Some records
*****

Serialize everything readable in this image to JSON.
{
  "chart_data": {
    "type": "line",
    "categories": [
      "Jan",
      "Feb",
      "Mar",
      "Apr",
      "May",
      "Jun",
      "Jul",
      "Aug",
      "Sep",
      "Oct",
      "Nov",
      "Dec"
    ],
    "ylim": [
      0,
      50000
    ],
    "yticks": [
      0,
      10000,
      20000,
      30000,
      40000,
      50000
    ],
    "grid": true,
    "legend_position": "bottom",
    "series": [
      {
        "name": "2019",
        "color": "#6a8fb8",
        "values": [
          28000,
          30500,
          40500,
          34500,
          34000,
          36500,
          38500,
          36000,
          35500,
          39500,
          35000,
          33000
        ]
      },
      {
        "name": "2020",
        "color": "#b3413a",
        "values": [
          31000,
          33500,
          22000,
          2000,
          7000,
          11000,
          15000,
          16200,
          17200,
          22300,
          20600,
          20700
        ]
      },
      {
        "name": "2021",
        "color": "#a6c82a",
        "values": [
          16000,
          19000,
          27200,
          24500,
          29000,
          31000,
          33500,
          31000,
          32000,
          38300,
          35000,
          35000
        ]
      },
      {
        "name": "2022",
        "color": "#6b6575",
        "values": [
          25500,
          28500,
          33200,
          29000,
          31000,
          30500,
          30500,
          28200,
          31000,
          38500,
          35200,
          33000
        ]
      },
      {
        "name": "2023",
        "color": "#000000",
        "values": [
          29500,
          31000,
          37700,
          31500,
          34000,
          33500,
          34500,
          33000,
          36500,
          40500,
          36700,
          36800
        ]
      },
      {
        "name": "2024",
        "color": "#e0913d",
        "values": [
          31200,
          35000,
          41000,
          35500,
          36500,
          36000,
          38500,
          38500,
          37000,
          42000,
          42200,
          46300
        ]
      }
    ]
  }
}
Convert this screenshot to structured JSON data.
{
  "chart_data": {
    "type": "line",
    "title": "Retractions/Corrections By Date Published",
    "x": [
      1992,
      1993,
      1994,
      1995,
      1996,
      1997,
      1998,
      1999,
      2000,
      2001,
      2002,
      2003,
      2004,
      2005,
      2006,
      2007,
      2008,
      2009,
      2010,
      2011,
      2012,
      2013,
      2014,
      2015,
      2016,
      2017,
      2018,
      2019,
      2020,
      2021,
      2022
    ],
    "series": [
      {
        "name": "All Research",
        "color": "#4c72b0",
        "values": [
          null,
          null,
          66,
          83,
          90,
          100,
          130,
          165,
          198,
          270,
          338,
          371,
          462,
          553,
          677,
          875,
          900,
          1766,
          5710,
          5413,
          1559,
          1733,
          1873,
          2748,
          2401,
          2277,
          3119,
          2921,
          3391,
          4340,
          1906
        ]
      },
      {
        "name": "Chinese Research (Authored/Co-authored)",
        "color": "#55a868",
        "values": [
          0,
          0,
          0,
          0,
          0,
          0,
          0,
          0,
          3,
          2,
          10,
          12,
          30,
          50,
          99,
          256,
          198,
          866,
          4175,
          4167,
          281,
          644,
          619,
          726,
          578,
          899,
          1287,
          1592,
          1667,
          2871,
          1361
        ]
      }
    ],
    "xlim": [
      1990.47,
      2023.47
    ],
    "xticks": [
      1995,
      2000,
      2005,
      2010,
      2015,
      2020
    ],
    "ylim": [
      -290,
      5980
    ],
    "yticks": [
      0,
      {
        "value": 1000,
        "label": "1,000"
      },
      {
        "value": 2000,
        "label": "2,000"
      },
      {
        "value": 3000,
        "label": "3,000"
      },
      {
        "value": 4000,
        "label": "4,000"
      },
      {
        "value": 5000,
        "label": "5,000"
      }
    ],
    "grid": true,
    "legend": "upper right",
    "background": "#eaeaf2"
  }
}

*****

### TASK INSTRUCTIONS
All of the records must be repeated exactly.

### ANSWER TO THE EXERCISE
Serialize everything readable in this image to JSON.
{
  "chart_data": {
    "type": "line",
    "categories": [
      "Jan",
      "Feb",
      "Mar",
      "Apr",
      "May",
      "Jun",
      "Jul",
      "Aug",
      "Sep",
      "Oct",
      "Nov",
      "Dec"
    ],
    "ylim": [
      0,
      50000
    ],
    "yticks": [
      0,
      10000,
      20000,
      30000,
      40000,
      50000
    ],
    "grid": true,
    "legend_position": "bottom",
    "series": [
      {
        "name": "2019",
        "color": "#6a8fb8",
        "values": [
          28000,
          30500,
          40500,
          34500,
          34000,
          36500,
          38500,
          36000,
          35500,
          39500,
          35000,
          33000
        ]
      },
      {
        "name": "2020",
        "color": "#b3413a",
        "values": [
          31000,
          33500,
          22000,
          2000,
          7000,
          11000,
          15000,
          16200,
          17200,
          22300,
          20600,
          20700
        ]
      },
      {
        "name": "2021",
        "color": "#a6c82a",
        "values": [
          16000,
          19000,
          27200,
          24500,
          29000,
          31000,
          33500,
          31000,
          32000,
          38300,
          35000,
          35000
        ]
      },
      {
        "name": "2022",
        "color": "#6b6575",
        "values": [
          25500,
          28500,
          33200,
          29000,
          31000,
          30500,
          30500,
          28200,
          31000,
          38500,
          35200,
          33000
        ]
      },
      {
        "name": "2023",
        "color": "#000000",
        "values": [
          29500,
          31000,
          37700,
          31500,
          34000,
          33500,
          34500,
          33000,
          36500,
          40500,
          36700,
          36800
        ]
      },
      {
        "name": "2024",
        "color": "#e0913d",
        "values": [
          31200,
          35000,
          41000,
          35500,
          36500,
          36000,
          38500,
          38500,
          37000,
          42000,
          42200,
          46300
        ]
      }
    ]
  }
}
Convert this screenshot to structured JSON data.
{
  "chart_data": {
    "type": "line",
    "title": "Retractions/Corrections By Date Published",
    "x": [
      1992,
      1993,
      1994,
      1995,
      1996,
      1997,
      1998,
      1999,
      2000,
      2001,
      2002,
      2003,
      2004,
      2005,
      2006,
      2007,
      2008,
      2009,
      2010,
      2011,
      2012,
      2013,
      2014,
      2015,
      2016,
      2017,
      2018,
      2019,
      2020,
      2021,
      2022
    ],
    "series": [
      {
        "name": "All Research",
        "color": "#4c72b0",
        "values": [
          null,
          null,
          66,
          83,
          90,
          100,
          130,
          165,
          198,
          270,
          338,
          371,
          462,
          553,
          677,
          875,
          900,
          1766,
          5710,
          5413,
          1559,
          1733,
          1873,
          2748,
          2401,
          2277,
          3119,
          2921,
          3391,
          4340,
          1906
        ]
      },
      {
        "name": "Chinese Research (Authored/Co-authored)",
        "color": "#55a868",
        "values": [
          0,
          0,
          0,
          0,
          0,
          0,
          0,
          0,
          3,
          2,
          10,
          12,
          30,
          50,
          99,
          256,
          198,
          866,
          4175,
          4167,
          281,
          644,
          619,
          726,
          578,
          899,
          1287,
          1592,
          1667,
          2871,
          1361
        ]
      }
    ],
    "xlim": [
      1990.47,
      2023.47
    ],
    "xticks": [
      1995,
      2000,
      2005,
      2010,
      2015,
      2020
    ],
    "ylim": [
      -290,
      5980
    ],
    "yticks": [
      0,
      {
        "value": 1000,
        "label": "1,000"
      },
      {
        "value": 2000,
        "label": "2,000"
      },
      {
        "value": 3000,
        "label": "3,000"
      },
      {
        "value": 4000,
        "label": "4,000"
      },
      {
        "value": 5000,
        "label": "5,000"
      }
    ],
    "grid": true,
    "legend": "upper right",
    "background": "#eaeaf2"
  }
}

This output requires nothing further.